■ **Task directions**
Reproduce the entries word for word, and omit any picture you find in them.

■ **Data shown**
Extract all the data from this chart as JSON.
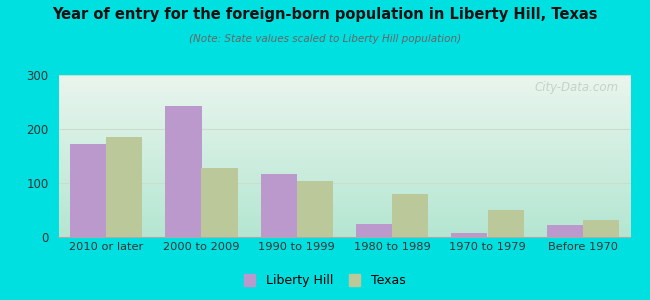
{
  "title": "Year of entry for the foreign-born population in Liberty Hill, Texas",
  "subtitle": "(Note: State values scaled to Liberty Hill population)",
  "categories": [
    "2010 or later",
    "2000 to 2009",
    "1990 to 1999",
    "1980 to 1989",
    "1970 to 1979",
    "Before 1970"
  ],
  "liberty_hill": [
    172,
    243,
    116,
    25,
    8,
    22
  ],
  "texas": [
    185,
    128,
    104,
    80,
    50,
    32
  ],
  "liberty_hill_color": "#bb99cc",
  "texas_color": "#bbc899",
  "ylim": [
    0,
    300
  ],
  "yticks": [
    0,
    100,
    200,
    300
  ],
  "bg_color": "#00e0e0",
  "plot_bg_top": "#eaf5ee",
  "plot_bg_bottom": "#c8e8d8",
  "bar_width": 0.38,
  "watermark": "City-Data.com",
  "legend_labels": [
    "Liberty Hill",
    "Texas"
  ],
  "grid_color": "#ccddcc",
  "spine_color": "#aaaaaa"
}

■ **Answer in full**
Extract all the data from this chart as JSON.
{
  "title": "Year of entry for the foreign-born population in Liberty Hill, Texas",
  "subtitle": "(Note: State values scaled to Liberty Hill population)",
  "categories": [
    "2010 or later",
    "2000 to 2009",
    "1990 to 1999",
    "1980 to 1989",
    "1970 to 1979",
    "Before 1970"
  ],
  "liberty_hill": [
    172,
    243,
    116,
    25,
    8,
    22
  ],
  "texas": [
    185,
    128,
    104,
    80,
    50,
    32
  ],
  "liberty_hill_color": "#bb99cc",
  "texas_color": "#bbc899",
  "ylim": [
    0,
    300
  ],
  "yticks": [
    0,
    100,
    200,
    300
  ],
  "bg_color": "#00e0e0",
  "plot_bg_top": "#eaf5ee",
  "plot_bg_bottom": "#c8e8d8",
  "bar_width": 0.38,
  "watermark": "City-Data.com",
  "legend_labels": [
    "Liberty Hill",
    "Texas"
  ],
  "grid_color": "#ccddcc",
  "spine_color": "#aaaaaa"
}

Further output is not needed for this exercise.